== Extract to read ==
◇ ◇ ◇ ◇ ◇ ◇ ◇

Results demonstrated that in prekindergarten and kindergarten, children who scored higher on the HTKS also performed better on each of the individual measures of EF (cognitive flexibility, working memory, and inhibitory control) although the strength of these relations varied over time. In addition, REA indicated the HTKS and the EF measures significantly predicted variation in early achievement, with the strongest relations found for gains in early mathematics. In prekindergarten, measures of EF (especially the DCCS) were the strongest predictors of achievement in these models. In kindergarten, the HTKS was the most consistent predictor of achievement, although all measures of EF significantly predicted achievement depending on the time point. Results of the FEA found mostly consistent, albeit less strong, predictive relations compared to the random effects models.

Construct Validity of the HTKS

The current study sought to answer questions related to construct validity of a measure of behavioral self-regulation, called the HTKS. Previous research has differed on descriptions of what the HTKS measures, with some studies referring to the task as a measure of inhibitory control or response inhibition (Fuhs and Day, 2011; Lan et al., 2011), and some studies asserting evidence that it measures attention and working memory (McClelland et al., 2007a; Cameron Ponitz et al., 2009; Lan et al., 2011). Adding to this complexity, we have conceptualized it theoretically as a measure of behavioral self-regulation, to recognize the social context in which the HTKS is administered and demonstrates validity. This is consistent with a recent distinction of EF as a top-down cognitive process, that enables the self-regulation of a more automatic, bottom-up set of processes, such as one would demonstrate in a spontaneous social setting like a classroom (Ursache et al., 2012). Nonetheless, little research has examined the HTKS alongside traditional EF component measures. Furthermore, scholars of behavioral self-regulation and EF have been criticized for producing a plethora of “conceptual clutter” and “measurement mayhem” in the conceptualization and measurement of these skills (Morrison and Grammer, in press). If the construct of behavioral self-regulation is important for children's short- and long-term academic achievement, equally important is understanding how tasks like the HTKS are related to measures of EF, including assessments of cognitive flexibility, working memory, and inhibitory control.

◇ ◇ ◇ ◇ ◇ ◇ ◇

== Short exercise 1 ==
Can you copy out the passage on the HTKS and measures of executive function in full, word for word?
The passage and the listing were drawn from unrelated sources.

Stored items:
◇ ◇ ◇ ◇ ◇ ◇ ◇

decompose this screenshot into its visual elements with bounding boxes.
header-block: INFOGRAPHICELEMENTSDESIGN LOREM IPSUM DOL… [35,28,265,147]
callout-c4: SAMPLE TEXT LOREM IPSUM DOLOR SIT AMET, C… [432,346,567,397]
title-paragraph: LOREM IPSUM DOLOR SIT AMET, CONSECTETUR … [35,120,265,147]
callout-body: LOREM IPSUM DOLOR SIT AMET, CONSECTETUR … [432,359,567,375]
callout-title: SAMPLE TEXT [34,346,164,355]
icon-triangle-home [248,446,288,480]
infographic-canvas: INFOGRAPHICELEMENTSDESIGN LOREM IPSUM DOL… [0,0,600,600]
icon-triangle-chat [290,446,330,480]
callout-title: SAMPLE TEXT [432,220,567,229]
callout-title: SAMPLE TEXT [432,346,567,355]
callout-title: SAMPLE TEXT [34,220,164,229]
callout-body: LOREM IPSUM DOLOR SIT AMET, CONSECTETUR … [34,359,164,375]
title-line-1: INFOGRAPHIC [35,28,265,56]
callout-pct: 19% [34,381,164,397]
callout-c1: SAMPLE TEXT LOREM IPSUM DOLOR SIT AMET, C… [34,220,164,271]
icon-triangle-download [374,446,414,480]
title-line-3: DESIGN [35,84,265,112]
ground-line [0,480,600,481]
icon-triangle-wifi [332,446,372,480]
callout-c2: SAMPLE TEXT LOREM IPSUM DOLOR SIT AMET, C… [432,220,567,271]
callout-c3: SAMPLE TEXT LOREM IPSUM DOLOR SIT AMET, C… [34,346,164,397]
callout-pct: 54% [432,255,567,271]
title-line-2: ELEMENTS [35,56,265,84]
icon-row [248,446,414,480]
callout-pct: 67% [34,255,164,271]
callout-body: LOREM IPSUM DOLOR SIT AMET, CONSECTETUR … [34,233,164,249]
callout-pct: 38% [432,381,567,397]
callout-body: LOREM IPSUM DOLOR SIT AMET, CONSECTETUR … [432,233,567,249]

◇ ◇ ◇ ◇ ◇ ◇ ◇

== Short exercise 2 ==
How many lines in the listing contain the string "body"? Reply with the number alone.

== Problem solution 1 ==
Results demonstrated that in prekindergarten and kindergarten, children who scored higher on the HTKS also performed better on each of the individual measures of EF (cognitive flexibility, working memory, and inhibitory control) although the strength of these relations varied over time. In addition, REA indicated the HTKS and the EF measures significantly predicted variation in early achievement, with the strongest relations found for gains in early mathematics. In prekindergarten, measures of EF (especially the DCCS) were the strongest predictors of achievement in these models. In kindergarten, the HTKS was the most consistent predictor of achievement, although all measures of EF significantly predicted achievement depending on the time point. Results of the FEA found mostly consistent, albeit less strong, predictive relations compared to the random effects models.

Construct Validity of the HTKS

The current study sought to answer questions related to construct validity of a measure of behavioral self-regulation, called the HTKS. Previous research has differed on descriptions of what the HTKS measures, with some studies referring to the task as a measure of inhibitory control or response inhibition (Fuhs and Day, 2011; Lan et al., 2011), and some studies asserting evidence that it measures attention and working memory (McClelland et al., 2007a; Cameron Ponitz et al., 2009; Lan et al., 2011). Adding to this complexity, we have conceptualized it theoretically as a measure of behavioral self-regulation, to recognize the social context in which the HTKS is administered and demonstrates validity. This is consistent with a recent distinction of EF as a top-down cognitive process, that enables the self-regulation of a more automatic, bottom-up set of processes, such as one would demonstrate in a spontaneous social setting like a classroom (Ursache et al., 2012). Nonetheless, little research has examined the HTKS alongside traditional EF component measures. Furthermore, scholars of behavioral self-regulation and EF have been criticized for producing a plethora of “conceptual clutter” and “measurement mayhem” in the conceptualization and measurement of these skills (Morrison and Grammer, in press). If the construct of behavioral self-regulation is important for children's short- and long-term academic achievement, equally important is understanding how tasks like the HTKS are related to measures of EF, including assessments of cognitive flexibility, working memory, and inhibitory control.

== Problem solution 2 ==
4